-- start DATA --

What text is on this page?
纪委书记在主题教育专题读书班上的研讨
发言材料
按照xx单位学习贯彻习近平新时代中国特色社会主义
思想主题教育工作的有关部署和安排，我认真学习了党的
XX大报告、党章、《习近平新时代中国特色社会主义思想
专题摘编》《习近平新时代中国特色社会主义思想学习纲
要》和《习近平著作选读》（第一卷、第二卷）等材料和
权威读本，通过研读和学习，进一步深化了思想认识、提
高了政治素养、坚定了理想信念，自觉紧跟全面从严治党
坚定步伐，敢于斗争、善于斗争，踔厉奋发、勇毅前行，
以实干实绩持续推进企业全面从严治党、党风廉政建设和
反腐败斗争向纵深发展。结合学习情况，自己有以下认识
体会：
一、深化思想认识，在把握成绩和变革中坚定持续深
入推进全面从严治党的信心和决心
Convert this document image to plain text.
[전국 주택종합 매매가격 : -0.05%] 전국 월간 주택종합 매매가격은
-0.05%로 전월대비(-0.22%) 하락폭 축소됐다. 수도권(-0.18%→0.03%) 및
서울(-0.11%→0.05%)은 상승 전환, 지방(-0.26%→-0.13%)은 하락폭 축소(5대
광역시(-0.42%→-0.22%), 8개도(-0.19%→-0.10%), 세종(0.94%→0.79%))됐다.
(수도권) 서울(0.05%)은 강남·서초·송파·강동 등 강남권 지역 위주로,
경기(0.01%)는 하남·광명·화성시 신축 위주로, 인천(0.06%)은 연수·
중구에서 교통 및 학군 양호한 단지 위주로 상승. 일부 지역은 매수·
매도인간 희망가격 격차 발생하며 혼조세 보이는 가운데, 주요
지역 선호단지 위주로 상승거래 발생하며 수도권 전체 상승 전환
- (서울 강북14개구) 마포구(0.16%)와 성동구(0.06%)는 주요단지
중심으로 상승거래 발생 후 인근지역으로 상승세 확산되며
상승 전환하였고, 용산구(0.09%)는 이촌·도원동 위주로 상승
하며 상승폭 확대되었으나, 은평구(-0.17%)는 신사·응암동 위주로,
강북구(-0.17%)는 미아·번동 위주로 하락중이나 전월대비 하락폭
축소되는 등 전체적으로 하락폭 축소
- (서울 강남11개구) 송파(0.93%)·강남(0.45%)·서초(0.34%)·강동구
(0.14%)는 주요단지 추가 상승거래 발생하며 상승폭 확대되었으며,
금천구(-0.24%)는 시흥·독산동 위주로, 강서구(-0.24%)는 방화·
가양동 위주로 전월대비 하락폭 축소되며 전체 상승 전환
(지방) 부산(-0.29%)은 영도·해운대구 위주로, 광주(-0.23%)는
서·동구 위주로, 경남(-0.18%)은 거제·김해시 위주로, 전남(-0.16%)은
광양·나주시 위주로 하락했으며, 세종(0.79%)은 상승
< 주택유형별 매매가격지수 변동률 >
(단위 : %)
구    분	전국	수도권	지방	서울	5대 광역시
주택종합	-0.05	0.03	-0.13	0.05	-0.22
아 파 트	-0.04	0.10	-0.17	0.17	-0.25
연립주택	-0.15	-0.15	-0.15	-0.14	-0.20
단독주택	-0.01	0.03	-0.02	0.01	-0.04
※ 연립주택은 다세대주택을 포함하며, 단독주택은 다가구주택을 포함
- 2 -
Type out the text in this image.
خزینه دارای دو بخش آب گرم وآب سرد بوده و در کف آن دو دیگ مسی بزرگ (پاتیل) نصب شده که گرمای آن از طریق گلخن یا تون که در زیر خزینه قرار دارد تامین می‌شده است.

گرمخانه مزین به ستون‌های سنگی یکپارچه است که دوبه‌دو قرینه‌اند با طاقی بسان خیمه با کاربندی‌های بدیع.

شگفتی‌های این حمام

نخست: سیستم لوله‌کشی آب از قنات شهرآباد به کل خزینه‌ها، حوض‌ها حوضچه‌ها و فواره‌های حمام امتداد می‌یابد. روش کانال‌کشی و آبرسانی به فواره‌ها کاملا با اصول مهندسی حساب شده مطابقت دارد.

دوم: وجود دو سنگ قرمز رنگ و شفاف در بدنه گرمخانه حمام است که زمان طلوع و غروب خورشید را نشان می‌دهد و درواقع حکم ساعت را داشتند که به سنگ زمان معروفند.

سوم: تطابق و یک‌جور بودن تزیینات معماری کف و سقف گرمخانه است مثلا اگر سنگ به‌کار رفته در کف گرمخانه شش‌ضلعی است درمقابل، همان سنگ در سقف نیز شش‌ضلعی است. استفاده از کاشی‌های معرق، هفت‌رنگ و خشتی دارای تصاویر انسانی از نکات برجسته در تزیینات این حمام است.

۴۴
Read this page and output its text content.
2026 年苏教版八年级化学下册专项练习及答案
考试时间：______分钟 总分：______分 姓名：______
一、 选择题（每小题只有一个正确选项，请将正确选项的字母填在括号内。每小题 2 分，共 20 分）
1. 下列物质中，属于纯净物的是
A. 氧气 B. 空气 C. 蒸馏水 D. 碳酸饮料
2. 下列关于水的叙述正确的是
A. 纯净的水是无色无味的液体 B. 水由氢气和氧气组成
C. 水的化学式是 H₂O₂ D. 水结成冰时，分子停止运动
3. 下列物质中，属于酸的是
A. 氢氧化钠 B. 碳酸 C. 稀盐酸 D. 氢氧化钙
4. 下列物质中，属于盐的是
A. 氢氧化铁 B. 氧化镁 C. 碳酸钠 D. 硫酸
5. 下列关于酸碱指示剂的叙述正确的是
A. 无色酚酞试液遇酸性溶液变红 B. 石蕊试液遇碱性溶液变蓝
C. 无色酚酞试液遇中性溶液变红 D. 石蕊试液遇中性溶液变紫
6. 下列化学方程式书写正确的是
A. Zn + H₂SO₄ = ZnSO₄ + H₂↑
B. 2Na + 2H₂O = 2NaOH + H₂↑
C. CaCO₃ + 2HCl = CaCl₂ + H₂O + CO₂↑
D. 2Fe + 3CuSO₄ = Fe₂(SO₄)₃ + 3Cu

-- end DATA --

Reproduce each line of the material above precisely.

What text is on this page?
纪委书记在主题教育专题读书班上的研讨
发言材料
按照xx单位学习贯彻习近平新时代中国特色社会主义
思想主题教育工作的有关部署和安排，我认真学习了党的
XX大报告、党章、《习近平新时代中国特色社会主义思想
专题摘编》《习近平新时代中国特色社会主义思想学习纲
要》和《习近平著作选读》（第一卷、第二卷）等材料和
权威读本，通过研读和学习，进一步深化了思想认识、提
高了政治素养、坚定了理想信念，自觉紧跟全面从严治党
坚定步伐，敢于斗争、善于斗争，踔厉奋发、勇毅前行，
以实干实绩持续推进企业全面从严治党、党风廉政建设和
反腐败斗争向纵深发展。结合学习情况，自己有以下认识
体会：
一、深化思想认识，在把握成绩和变革中坚定持续深
入推进全面从严治党的信心和决心
Convert this document image to plain text.
[전국 주택종합 매매가격 : -0.05%] 전국 월간 주택종합 매매가격은
-0.05%로 전월대비(-0.22%) 하락폭 축소됐다. 수도권(-0.18%→0.03%) 및
서울(-0.11%→0.05%)은 상승 전환, 지방(-0.26%→-0.13%)은 하락폭 축소(5대
광역시(-0.42%→-0.22%), 8개도(-0.19%→-0.10%), 세종(0.94%→0.79%))됐다.
(수도권) 서울(0.05%)은 강남·서초·송파·강동 등 강남권 지역 위주로,
경기(0.01%)는 하남·광명·화성시 신축 위주로, 인천(0.06%)은 연수·
중구에서 교통 및 학군 양호한 단지 위주로 상승. 일부 지역은 매수·
매도인간 희망가격 격차 발생하며 혼조세 보이는 가운데, 주요
지역 선호단지 위주로 상승거래 발생하며 수도권 전체 상승 전환
- (서울 강북14개구) 마포구(0.16%)와 성동구(0.06%)는 주요단지
중심으로 상승거래 발생 후 인근지역으로 상승세 확산되며
상승 전환하였고, 용산구(0.09%)는 이촌·도원동 위주로 상승
하며 상승폭 확대되었으나, 은평구(-0.17%)는 신사·응암동 위주로,
강북구(-0.17%)는 미아·번동 위주로 하락중이나 전월대비 하락폭
축소되는 등 전체적으로 하락폭 축소
- (서울 강남11개구) 송파(0.93%)·강남(0.45%)·서초(0.34%)·강동구
(0.14%)는 주요단지 추가 상승거래 발생하며 상승폭 확대되었으며,
금천구(-0.24%)는 시흥·독산동 위주로, 강서구(-0.24%)는 방화·
가양동 위주로 전월대비 하락폭 축소되며 전체 상승 전환
(지방) 부산(-0.29%)은 영도·해운대구 위주로, 광주(-0.23%)는
서·동구 위주로, 경남(-0.18%)은 거제·김해시 위주로, 전남(-0.16%)은
광양·나주시 위주로 하락했으며, 세종(0.79%)은 상승
< 주택유형별 매매가격지수 변동률 >
(단위 : %)
구    분	전국	수도권	지방	서울	5대 광역시
주택종합	-0.05	0.03	-0.13	0.05	-0.22
아 파 트	-0.04	0.10	-0.17	0.17	-0.25
연립주택	-0.15	-0.15	-0.15	-0.14	-0.20
단독주택	-0.01	0.03	-0.02	0.01	-0.04
※ 연립주택은 다세대주택을 포함하며, 단독주택은 다가구주택을 포함
- 2 -
Type out the text in this image.
خزینه دارای دو بخش آب گرم وآب سرد بوده و در کف آن دو دیگ مسی بزرگ (پاتیل) نصب شده که گرمای آن از طریق گلخن یا تون که در زیر خزینه قرار دارد تامین می‌شده است.

گرمخانه مزین به ستون‌های سنگی یکپارچه است که دوبه‌دو قرینه‌اند با طاقی بسان خیمه با کاربندی‌های بدیع.

شگفتی‌های این حمام

نخست: سیستم لوله‌کشی آب از قنات شهرآباد به کل خزینه‌ها، حوض‌ها حوضچه‌ها و فواره‌های حمام امتداد می‌یابد. روش کانال‌کشی و آبرسانی به فواره‌ها کاملا با اصول مهندسی حساب شده مطابقت دارد.

دوم: وجود دو سنگ قرمز رنگ و شفاف در بدنه گرمخانه حمام است که زمان طلوع و غروب خورشید را نشان می‌دهد و درواقع حکم ساعت را داشتند که به سنگ زمان معروفند.

سوم: تطابق و یک‌جور بودن تزیینات معماری کف و سقف گرمخانه است مثلا اگر سنگ به‌کار رفته در کف گرمخانه شش‌ضلعی است درمقابل، همان سنگ در سقف نیز شش‌ضلعی است. استفاده از کاشی‌های معرق، هفت‌رنگ و خشتی دارای تصاویر انسانی از نکات برجسته در تزیینات این حمام است.

۴۴
Read this page and output its text content.
2026 年苏教版八年级化学下册专项练习及答案
考试时间：______分钟 总分：______分 姓名：______
一、 选择题（每小题只有一个正确选项，请将正确选项的字母填在括号内。每小题 2 分，共 20 分）
1. 下列物质中，属于纯净物的是
A. 氧气 B. 空气 C. 蒸馏水 D. 碳酸饮料
2. 下列关于水的叙述正确的是
A. 纯净的水是无色无味的液体 B. 水由氢气和氧气组成
C. 水的化学式是 H₂O₂ D. 水结成冰时，分子停止运动
3. 下列物质中，属于酸的是
A. 氢氧化钠 B. 碳酸 C. 稀盐酸 D. 氢氧化钙
4. 下列物质中，属于盐的是
A. 氢氧化铁 B. 氧化镁 C. 碳酸钠 D. 硫酸
5. 下列关于酸碱指示剂的叙述正确的是
A. 无色酚酞试液遇酸性溶液变红 B. 石蕊试液遇碱性溶液变蓝
C. 无色酚酞试液遇中性溶液变红 D. 石蕊试液遇中性溶液变紫
6. 下列化学方程式书写正确的是
A. Zn + H₂SO₄ = ZnSO₄ + H₂↑
B. 2Na + 2H₂O = 2NaOH + H₂↑
C. CaCO₃ + 2HCl = CaCl₂ + H₂O + CO₂↑
D. 2Fe + 3CuSO₄ = Fe₂(SO₄)₃ + 3Cu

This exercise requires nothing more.